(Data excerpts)
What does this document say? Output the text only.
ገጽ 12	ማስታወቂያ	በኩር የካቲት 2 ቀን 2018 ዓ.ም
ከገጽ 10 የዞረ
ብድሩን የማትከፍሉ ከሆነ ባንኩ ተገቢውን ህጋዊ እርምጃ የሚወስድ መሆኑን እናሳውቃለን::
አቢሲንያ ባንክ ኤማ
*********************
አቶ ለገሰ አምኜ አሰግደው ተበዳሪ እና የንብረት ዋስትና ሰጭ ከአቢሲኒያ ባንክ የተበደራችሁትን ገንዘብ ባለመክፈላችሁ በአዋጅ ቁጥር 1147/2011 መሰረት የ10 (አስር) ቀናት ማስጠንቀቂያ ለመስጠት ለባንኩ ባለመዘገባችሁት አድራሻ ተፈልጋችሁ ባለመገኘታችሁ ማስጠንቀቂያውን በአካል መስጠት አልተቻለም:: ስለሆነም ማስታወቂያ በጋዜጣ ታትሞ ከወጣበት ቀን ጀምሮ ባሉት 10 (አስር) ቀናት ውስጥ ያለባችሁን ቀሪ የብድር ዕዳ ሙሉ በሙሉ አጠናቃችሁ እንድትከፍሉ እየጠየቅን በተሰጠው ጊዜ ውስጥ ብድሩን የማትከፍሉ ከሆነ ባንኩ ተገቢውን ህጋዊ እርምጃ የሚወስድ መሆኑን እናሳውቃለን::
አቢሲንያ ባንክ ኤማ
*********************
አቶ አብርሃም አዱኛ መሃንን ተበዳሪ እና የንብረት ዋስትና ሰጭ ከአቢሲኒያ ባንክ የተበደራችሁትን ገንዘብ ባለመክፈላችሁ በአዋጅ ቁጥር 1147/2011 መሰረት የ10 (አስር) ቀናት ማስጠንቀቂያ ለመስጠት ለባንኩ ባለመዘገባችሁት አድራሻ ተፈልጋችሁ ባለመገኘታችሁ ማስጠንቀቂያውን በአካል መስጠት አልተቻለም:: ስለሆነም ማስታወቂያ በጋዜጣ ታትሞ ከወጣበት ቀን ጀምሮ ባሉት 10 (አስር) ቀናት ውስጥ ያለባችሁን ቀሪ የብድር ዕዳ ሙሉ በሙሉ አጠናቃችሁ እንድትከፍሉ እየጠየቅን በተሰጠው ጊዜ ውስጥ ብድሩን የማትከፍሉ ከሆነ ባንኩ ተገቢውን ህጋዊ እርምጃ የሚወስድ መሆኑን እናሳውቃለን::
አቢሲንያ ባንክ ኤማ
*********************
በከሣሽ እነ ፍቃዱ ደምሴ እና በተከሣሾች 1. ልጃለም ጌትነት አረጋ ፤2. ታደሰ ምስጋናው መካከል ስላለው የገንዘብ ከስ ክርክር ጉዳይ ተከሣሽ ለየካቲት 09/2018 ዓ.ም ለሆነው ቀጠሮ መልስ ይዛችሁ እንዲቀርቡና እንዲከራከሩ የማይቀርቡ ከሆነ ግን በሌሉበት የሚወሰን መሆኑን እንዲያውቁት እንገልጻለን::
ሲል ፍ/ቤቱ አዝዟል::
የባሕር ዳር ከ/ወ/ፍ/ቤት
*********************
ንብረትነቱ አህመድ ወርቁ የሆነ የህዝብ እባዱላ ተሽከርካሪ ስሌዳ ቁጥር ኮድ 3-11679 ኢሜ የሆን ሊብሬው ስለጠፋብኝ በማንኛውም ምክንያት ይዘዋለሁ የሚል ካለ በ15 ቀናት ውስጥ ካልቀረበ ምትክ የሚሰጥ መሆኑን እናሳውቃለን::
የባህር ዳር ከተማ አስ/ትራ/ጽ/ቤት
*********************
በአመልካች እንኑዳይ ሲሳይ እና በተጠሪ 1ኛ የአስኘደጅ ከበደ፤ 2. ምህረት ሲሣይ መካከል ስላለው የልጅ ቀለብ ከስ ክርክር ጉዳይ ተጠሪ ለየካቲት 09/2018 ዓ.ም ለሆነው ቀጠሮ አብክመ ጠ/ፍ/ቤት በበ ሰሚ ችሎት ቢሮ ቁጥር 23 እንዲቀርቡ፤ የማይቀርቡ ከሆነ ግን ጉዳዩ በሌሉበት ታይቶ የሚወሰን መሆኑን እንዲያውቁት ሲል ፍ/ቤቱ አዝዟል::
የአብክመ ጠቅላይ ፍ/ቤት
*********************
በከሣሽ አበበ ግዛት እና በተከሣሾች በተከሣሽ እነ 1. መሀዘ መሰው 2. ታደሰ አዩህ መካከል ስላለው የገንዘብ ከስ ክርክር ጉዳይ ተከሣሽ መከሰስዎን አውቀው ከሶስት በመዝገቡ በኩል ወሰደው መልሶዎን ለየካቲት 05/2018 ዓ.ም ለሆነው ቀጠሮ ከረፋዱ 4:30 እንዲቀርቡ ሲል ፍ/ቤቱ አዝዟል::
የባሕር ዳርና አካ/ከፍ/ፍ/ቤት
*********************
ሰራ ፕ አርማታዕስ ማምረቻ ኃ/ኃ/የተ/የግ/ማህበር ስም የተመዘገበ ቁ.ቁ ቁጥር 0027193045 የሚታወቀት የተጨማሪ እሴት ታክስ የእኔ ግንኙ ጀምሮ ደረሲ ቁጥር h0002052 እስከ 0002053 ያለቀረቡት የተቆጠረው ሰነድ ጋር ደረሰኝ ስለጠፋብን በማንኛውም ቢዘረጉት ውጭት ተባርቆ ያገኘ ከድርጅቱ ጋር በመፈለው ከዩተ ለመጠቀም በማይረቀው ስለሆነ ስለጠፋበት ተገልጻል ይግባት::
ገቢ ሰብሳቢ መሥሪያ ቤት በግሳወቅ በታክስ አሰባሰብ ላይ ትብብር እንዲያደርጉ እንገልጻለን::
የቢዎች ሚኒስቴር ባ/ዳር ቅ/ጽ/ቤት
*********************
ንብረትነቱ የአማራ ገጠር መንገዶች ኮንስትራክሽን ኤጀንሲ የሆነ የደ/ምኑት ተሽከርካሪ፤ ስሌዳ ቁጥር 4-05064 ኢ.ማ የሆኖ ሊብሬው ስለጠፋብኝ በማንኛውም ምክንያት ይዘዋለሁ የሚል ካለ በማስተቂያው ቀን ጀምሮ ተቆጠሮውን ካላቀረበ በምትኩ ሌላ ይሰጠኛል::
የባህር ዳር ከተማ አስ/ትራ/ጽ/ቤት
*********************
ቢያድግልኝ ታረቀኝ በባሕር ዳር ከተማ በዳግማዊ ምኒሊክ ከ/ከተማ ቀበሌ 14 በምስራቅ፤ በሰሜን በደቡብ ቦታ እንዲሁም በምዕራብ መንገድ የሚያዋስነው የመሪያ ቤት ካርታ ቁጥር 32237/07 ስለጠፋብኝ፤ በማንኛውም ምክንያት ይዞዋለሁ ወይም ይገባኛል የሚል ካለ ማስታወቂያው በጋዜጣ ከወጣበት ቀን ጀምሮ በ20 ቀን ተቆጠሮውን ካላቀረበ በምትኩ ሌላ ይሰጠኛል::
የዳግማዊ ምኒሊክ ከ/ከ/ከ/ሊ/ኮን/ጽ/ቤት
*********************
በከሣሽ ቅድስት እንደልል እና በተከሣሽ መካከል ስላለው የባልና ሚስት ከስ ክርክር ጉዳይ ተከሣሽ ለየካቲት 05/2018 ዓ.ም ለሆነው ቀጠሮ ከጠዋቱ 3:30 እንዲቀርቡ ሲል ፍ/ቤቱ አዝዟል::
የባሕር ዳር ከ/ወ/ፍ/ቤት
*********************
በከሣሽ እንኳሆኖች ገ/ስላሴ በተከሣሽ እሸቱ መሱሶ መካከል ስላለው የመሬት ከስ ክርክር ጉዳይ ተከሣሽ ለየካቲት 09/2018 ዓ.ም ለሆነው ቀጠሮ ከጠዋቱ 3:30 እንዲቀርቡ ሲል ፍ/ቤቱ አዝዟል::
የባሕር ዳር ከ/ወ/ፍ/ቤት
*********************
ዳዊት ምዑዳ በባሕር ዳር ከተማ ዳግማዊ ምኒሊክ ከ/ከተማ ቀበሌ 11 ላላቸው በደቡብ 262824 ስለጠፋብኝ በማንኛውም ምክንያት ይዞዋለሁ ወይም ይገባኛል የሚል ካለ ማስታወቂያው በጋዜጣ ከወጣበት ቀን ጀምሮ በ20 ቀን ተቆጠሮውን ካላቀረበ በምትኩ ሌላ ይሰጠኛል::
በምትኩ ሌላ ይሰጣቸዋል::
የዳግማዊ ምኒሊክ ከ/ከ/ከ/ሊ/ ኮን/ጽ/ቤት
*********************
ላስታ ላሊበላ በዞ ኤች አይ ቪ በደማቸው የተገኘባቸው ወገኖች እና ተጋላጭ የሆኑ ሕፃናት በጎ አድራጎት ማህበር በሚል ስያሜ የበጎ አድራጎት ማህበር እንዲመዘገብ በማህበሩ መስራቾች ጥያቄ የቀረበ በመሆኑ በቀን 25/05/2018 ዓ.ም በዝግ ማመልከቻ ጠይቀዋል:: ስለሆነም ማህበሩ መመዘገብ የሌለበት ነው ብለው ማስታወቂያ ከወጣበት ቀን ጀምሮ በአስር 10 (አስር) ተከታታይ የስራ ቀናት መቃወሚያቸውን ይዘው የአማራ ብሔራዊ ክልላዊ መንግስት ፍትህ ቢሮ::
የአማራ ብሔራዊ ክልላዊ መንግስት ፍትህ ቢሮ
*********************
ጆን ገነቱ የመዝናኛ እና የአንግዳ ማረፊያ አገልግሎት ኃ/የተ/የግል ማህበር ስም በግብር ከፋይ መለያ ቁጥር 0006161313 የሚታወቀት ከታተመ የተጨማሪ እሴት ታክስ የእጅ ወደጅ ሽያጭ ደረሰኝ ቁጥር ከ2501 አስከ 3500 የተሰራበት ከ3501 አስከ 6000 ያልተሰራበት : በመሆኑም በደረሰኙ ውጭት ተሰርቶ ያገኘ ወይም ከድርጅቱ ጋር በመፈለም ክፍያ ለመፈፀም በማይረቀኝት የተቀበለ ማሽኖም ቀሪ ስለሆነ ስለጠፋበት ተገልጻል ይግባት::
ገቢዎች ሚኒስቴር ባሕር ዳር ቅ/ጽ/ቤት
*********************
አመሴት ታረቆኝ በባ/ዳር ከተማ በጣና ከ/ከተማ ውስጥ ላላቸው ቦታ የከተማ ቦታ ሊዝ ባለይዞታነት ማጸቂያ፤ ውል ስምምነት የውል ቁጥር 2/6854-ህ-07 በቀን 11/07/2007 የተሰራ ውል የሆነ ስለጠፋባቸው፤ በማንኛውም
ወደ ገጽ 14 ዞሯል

Set exercise:
In the listing above, find each line with the word "የዳግማዊ" and copy it.

Solution to this task:
የዳግማዊ ምኒሊክ ከ/ከ/ከ/ሊ/ኮን/ጽ/ቤት
የዳግማዊ ምኒሊክ ከ/ከ/ከ/ሊ/ ኮን/ጽ/ቤት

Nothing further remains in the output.